▸ Material supplied

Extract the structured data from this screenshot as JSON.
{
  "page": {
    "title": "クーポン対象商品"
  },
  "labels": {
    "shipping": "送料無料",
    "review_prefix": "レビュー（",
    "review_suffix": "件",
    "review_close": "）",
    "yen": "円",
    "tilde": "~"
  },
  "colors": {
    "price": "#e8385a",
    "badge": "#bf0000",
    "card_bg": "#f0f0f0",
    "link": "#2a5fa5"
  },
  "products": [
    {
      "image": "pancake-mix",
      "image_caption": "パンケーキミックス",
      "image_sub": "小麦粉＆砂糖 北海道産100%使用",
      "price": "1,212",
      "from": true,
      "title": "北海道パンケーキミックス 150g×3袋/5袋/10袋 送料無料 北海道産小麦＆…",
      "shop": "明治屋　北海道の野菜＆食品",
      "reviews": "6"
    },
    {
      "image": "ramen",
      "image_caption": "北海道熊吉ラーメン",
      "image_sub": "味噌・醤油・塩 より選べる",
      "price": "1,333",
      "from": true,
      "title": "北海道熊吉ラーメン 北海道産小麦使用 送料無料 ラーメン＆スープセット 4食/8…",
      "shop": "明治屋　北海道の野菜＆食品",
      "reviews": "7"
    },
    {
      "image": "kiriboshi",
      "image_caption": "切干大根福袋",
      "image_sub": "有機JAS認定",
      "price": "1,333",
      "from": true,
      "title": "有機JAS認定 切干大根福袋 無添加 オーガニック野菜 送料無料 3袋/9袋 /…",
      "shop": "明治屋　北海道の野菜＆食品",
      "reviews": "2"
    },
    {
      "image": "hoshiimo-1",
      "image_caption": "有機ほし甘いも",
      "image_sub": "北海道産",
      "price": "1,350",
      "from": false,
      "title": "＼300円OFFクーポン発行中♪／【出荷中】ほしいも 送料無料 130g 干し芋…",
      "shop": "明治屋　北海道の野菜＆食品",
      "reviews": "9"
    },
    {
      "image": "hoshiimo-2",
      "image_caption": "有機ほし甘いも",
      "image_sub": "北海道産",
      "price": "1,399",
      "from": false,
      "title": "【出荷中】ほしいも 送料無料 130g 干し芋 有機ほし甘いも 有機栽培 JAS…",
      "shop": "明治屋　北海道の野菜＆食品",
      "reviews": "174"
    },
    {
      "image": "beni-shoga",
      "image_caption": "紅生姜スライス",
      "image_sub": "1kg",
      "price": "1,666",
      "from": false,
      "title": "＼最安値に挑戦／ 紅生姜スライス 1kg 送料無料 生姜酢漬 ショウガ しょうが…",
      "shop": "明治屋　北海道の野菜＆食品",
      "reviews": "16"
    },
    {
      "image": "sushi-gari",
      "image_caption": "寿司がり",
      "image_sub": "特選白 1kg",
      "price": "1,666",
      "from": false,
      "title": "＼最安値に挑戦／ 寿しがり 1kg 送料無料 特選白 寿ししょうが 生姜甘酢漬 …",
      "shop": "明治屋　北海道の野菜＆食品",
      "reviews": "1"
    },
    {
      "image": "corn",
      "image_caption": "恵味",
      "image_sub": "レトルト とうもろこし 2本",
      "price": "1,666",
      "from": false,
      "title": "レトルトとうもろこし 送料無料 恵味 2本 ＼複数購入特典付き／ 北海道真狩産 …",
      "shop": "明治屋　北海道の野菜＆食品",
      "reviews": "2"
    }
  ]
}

▸ Exercise goal
Collect each line containing the string "北海道熊吉ラーメン".

▸ Answer to the task
      "image_caption": "北海道熊吉ラーメン",
      "title": "北海道熊吉ラーメン 北海道産小麦使用 送料無料 ラーメン＆スープセット 4食/8…",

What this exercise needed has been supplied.